_Records for this task:_
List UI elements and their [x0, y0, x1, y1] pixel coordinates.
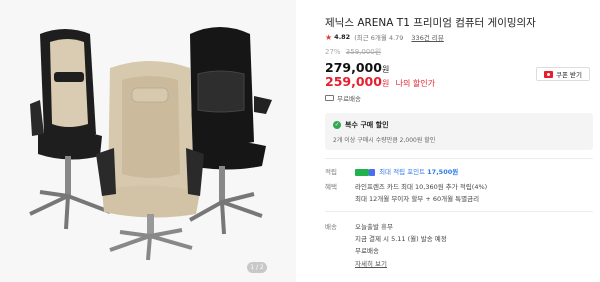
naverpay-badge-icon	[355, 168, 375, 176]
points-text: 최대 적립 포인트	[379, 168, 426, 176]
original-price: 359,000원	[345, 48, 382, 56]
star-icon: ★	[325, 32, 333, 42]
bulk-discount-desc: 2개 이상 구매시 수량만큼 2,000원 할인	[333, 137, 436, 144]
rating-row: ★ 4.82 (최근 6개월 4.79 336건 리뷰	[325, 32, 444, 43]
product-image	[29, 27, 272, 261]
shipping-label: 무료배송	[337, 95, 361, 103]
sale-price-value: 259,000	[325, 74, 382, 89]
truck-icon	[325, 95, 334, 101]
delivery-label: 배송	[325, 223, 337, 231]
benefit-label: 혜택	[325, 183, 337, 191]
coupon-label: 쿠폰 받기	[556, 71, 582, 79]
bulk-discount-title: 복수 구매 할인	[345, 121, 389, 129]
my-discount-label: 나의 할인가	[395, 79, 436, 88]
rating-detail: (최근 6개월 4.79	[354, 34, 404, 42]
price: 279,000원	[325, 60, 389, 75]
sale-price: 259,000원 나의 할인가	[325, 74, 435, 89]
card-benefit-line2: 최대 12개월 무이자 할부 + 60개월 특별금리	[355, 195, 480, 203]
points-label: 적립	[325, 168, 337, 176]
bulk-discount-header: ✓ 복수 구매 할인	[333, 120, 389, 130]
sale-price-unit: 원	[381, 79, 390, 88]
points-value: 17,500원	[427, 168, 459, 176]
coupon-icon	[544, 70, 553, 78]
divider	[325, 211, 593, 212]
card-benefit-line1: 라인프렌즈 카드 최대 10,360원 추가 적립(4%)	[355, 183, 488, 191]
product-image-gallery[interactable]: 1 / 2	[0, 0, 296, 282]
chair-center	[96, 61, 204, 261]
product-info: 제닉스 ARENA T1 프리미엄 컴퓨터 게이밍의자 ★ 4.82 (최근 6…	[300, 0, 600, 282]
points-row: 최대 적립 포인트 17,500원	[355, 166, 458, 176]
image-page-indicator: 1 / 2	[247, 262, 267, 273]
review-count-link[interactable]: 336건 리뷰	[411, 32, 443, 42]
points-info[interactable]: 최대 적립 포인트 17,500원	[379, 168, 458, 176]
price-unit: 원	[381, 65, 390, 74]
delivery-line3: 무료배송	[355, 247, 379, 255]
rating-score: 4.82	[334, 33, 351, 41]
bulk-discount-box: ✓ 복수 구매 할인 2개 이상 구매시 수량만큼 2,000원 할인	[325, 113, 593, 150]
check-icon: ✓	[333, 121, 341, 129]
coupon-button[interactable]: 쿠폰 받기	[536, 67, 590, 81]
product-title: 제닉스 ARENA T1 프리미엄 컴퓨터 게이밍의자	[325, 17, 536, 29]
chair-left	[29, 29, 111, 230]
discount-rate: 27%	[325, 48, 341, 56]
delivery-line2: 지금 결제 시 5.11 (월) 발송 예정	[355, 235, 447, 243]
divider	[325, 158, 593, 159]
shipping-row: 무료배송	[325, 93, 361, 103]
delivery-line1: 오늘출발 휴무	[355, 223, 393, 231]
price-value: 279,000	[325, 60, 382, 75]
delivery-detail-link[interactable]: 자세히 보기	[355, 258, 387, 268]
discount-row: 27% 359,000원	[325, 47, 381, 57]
...
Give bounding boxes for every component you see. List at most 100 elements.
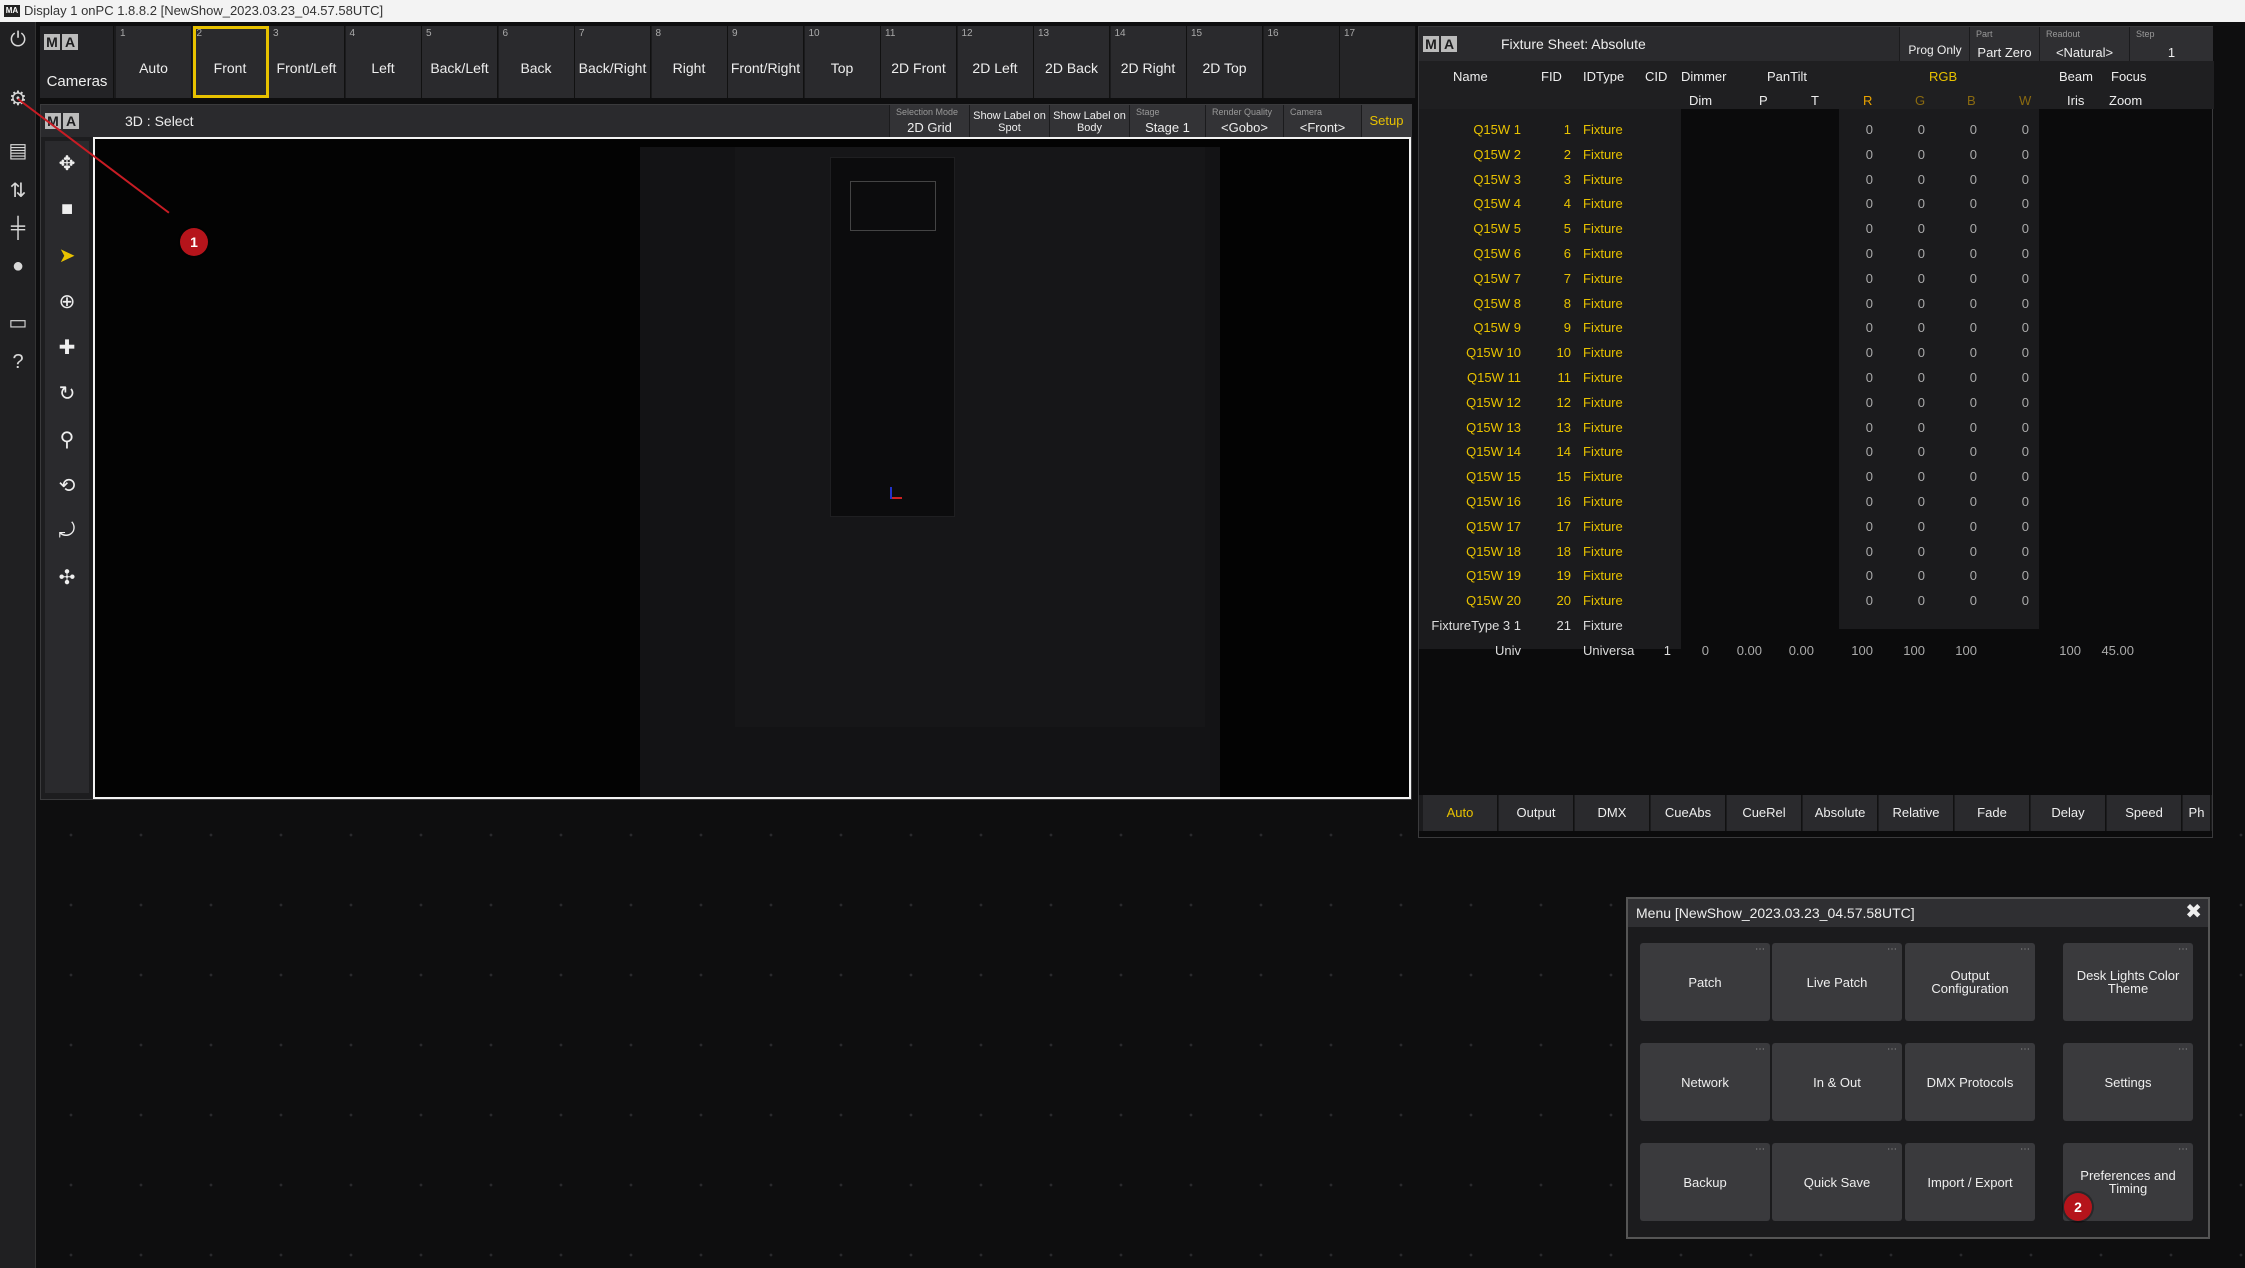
--
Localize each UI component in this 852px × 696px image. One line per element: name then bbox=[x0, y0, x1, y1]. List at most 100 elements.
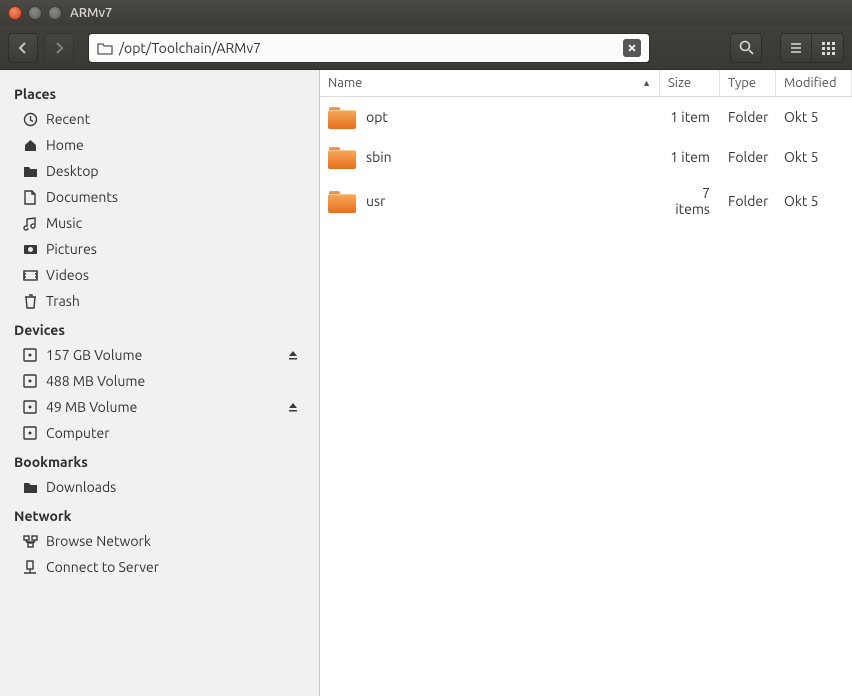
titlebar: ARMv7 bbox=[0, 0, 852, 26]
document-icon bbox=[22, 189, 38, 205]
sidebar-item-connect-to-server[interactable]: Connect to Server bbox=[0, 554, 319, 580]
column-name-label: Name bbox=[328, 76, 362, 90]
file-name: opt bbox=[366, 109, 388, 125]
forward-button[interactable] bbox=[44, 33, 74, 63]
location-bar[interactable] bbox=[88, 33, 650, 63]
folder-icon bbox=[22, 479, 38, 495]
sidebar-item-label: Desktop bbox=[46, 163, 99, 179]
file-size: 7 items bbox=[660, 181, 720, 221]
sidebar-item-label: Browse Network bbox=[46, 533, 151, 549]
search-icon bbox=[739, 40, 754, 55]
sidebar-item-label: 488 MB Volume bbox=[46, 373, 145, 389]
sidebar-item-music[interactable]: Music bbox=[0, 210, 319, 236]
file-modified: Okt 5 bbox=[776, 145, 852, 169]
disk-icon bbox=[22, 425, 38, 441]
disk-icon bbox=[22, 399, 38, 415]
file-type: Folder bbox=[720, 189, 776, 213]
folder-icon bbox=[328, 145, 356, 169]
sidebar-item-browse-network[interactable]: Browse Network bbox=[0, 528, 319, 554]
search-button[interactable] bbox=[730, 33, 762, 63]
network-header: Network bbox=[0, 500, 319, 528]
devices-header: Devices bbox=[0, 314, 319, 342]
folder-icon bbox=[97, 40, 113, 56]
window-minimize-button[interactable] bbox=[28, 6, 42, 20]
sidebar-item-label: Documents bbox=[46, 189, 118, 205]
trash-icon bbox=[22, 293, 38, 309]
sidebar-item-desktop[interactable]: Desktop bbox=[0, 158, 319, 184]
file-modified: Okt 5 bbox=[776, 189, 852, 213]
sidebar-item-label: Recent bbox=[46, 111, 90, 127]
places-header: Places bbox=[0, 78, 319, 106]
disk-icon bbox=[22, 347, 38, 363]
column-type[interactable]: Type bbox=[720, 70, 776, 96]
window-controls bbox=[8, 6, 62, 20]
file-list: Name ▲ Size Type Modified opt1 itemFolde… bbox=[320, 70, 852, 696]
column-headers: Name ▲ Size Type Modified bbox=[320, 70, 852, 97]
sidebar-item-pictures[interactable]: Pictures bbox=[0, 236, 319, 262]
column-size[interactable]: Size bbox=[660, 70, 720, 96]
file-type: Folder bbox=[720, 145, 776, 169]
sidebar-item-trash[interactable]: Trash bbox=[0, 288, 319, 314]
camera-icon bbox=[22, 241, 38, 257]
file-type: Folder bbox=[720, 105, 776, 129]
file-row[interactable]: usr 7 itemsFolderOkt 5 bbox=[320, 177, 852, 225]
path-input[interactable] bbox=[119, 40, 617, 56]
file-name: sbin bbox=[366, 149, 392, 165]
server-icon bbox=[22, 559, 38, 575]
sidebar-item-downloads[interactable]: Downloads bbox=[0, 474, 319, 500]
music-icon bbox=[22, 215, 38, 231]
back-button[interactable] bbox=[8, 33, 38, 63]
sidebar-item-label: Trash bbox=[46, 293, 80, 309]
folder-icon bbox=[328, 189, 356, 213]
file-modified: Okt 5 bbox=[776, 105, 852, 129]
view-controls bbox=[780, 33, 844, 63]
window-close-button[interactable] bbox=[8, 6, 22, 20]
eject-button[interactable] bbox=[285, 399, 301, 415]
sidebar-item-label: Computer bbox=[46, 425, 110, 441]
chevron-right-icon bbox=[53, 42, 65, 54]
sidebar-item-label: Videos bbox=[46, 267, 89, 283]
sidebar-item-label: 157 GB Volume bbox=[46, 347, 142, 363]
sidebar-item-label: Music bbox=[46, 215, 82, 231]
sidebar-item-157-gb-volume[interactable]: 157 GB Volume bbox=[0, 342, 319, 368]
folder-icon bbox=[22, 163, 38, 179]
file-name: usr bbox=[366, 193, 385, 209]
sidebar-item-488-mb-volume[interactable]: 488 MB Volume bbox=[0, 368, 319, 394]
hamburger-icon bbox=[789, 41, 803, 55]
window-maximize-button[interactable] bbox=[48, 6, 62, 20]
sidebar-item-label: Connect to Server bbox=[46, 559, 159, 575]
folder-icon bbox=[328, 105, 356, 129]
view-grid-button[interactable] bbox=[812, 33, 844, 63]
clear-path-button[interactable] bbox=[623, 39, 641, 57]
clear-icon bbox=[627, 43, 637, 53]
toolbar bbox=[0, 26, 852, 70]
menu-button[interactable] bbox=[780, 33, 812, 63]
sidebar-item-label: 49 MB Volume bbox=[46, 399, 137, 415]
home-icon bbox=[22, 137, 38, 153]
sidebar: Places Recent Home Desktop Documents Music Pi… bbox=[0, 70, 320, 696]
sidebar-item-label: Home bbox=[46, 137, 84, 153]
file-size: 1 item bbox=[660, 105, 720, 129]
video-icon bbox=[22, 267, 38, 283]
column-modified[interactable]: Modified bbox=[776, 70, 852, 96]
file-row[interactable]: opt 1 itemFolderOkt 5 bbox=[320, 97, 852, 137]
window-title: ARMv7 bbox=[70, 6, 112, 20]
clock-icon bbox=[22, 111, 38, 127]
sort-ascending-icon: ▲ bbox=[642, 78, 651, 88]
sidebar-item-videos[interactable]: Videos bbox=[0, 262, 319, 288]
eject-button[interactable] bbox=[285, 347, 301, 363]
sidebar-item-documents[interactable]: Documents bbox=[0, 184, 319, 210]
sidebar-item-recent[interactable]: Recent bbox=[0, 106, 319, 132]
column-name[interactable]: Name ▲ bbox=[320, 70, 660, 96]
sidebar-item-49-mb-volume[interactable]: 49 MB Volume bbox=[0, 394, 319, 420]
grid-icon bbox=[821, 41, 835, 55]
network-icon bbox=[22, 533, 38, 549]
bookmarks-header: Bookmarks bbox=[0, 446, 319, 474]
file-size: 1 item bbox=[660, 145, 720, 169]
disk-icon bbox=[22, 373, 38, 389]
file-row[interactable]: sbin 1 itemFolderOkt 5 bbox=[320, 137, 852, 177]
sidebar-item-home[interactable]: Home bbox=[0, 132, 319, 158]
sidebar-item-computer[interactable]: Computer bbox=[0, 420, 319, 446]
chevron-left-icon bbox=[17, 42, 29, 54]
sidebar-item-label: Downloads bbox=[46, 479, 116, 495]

_Work required:_ Set down everything from the line containing "List UI elements" down to the line containing "60, 382, 75]", including both of those lines, and leave the pictures out of your answer.

_Result of the task:_
List UI elements and their [x0, y0, x1, y1] pixel coordinates.
naverpay-badge-icon	[355, 168, 375, 176]
points-text: 최대 적립 포인트	[379, 168, 426, 176]
original-price: 359,000원	[345, 48, 382, 56]
star-icon: ★	[325, 32, 333, 42]
bulk-discount-desc: 2개 이상 구매시 수량만큼 2,000원 할인	[333, 137, 436, 144]
rating-row: ★ 4.82 (최근 6개월 4.79 336건 리뷰	[325, 32, 444, 43]
product-image	[29, 27, 272, 261]
shipping-label: 무료배송	[337, 95, 361, 103]
sale-price-value: 259,000	[325, 74, 382, 89]
truck-icon	[325, 95, 334, 101]
delivery-label: 배송	[325, 223, 337, 231]
benefit-label: 혜택	[325, 183, 337, 191]
coupon-label: 쿠폰 받기	[556, 71, 582, 79]
bulk-discount-title: 복수 구매 할인	[345, 121, 389, 129]
my-discount-label: 나의 할인가	[395, 79, 436, 88]
rating-detail: (최근 6개월 4.79	[354, 34, 404, 42]
price: 279,000원	[325, 60, 389, 75]
sale-price: 259,000원 나의 할인가	[325, 74, 435, 89]
card-benefit-line2: 최대 12개월 무이자 할부 + 60개월 특별금리	[355, 195, 480, 203]
points-label: 적립	[325, 168, 337, 176]
bulk-discount-header: ✓ 복수 구매 할인	[333, 120, 389, 130]
sale-price-unit: 원	[381, 79, 390, 88]
points-value: 17,500원	[427, 168, 459, 176]
coupon-icon	[544, 70, 553, 78]
divider	[325, 211, 593, 212]
card-benefit-line1: 라인프렌즈 카드 최대 10,360원 추가 적립(4%)	[355, 183, 488, 191]
product-image-gallery[interactable]: 1 / 2	[0, 0, 296, 282]
chair-center	[96, 61, 204, 261]
product-info: 제닉스 ARENA T1 프리미엄 컴퓨터 게이밍의자 ★ 4.82 (최근 6…	[300, 0, 600, 282]
points-row: 최대 적립 포인트 17,500원	[355, 166, 458, 176]
image-page-indicator: 1 / 2	[247, 262, 267, 273]
review-count-link[interactable]: 336건 리뷰	[411, 32, 443, 42]
points-info[interactable]: 최대 적립 포인트 17,500원	[379, 168, 458, 176]
price-unit: 원	[381, 65, 390, 74]
delivery-line3: 무료배송	[355, 247, 379, 255]
rating-score: 4.82	[334, 33, 351, 41]
bulk-discount-box: ✓ 복수 구매 할인 2개 이상 구매시 수량만큼 2,000원 할인	[325, 113, 593, 150]
check-icon: ✓	[333, 121, 341, 129]
coupon-button[interactable]: 쿠폰 받기	[536, 67, 590, 81]
product-title: 제닉스 ARENA T1 프리미엄 컴퓨터 게이밍의자	[325, 17, 536, 29]
chair-left	[29, 29, 111, 230]
discount-rate: 27%	[325, 48, 341, 56]
delivery-line2: 지금 결제 시 5.11 (월) 발송 예정	[355, 235, 447, 243]
divider	[325, 158, 593, 159]
shipping-row: 무료배송	[325, 93, 361, 103]
delivery-line1: 오늘출발 휴무	[355, 223, 393, 231]
price-value: 279,000	[325, 60, 382, 75]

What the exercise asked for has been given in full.